**MATERIAL TO PROCESS**.

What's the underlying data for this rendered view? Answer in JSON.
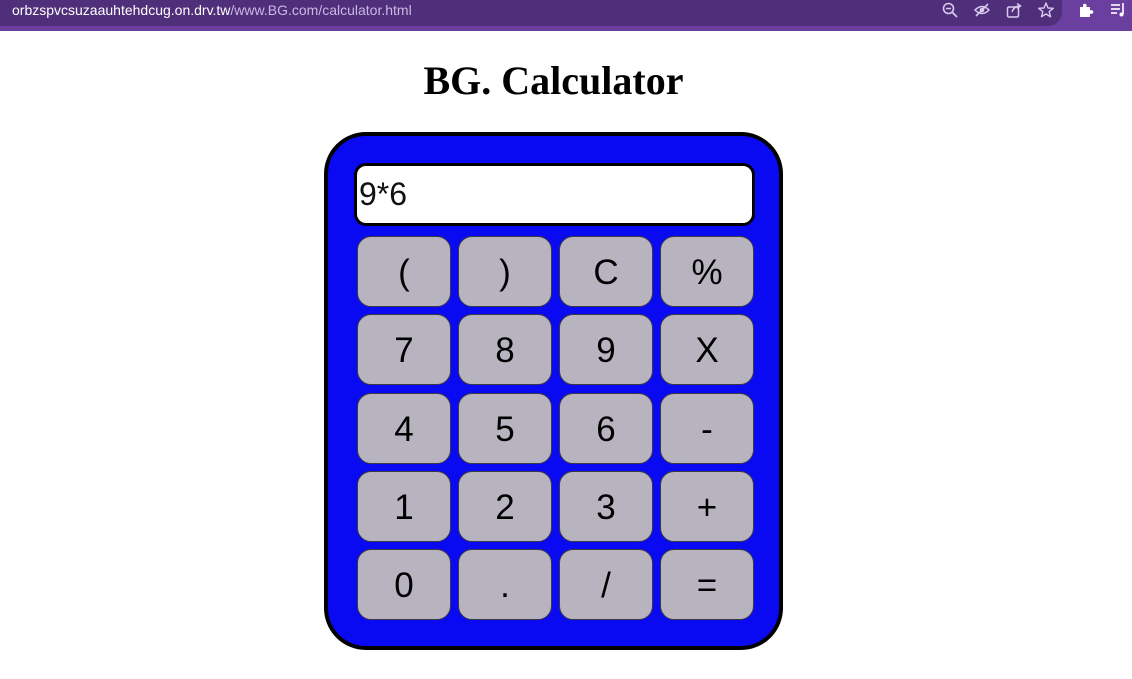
{
  "browser": {
    "url_host": "orbzspvcsuzaauhtehdcug.on.drv.tw",
    "url_path": "/www.BG.com/calculator.html"
  },
  "page": {
    "title": "BG. Calculator"
  },
  "calculator": {
    "display_value": "9*6",
    "keys": [
      "(",
      ")",
      "C",
      "%",
      "7",
      "8",
      "9",
      "X",
      "4",
      "5",
      "6",
      "-",
      "1",
      "2",
      "3",
      "+",
      "0",
      ".",
      "/",
      "="
    ]
  },
  "colors": {
    "browser_bar": "#6b3fa0",
    "calculator_body": "#0a0af2",
    "key_face": "#b7b3bf"
  }
}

**SHORT EXERCISE**. Copy every entry exactly as written. Pictures are excluded.

**WRITTEN ANSWER**.
What's the underlying data for this rendered view? Answer in JSON.
{
  "browser": {
    "url_host": "orbzspvcsuzaauhtehdcug.on.drv.tw",
    "url_path": "/www.BG.com/calculator.html"
  },
  "page": {
    "title": "BG. Calculator"
  },
  "calculator": {
    "display_value": "9*6",
    "keys": [
      "(",
      ")",
      "C",
      "%",
      "7",
      "8",
      "9",
      "X",
      "4",
      "5",
      "6",
      "-",
      "1",
      "2",
      "3",
      "+",
      "0",
      ".",
      "/",
      "="
    ]
  },
  "colors": {
    "browser_bar": "#6b3fa0",
    "calculator_body": "#0a0af2",
    "key_face": "#b7b3bf"
  }
}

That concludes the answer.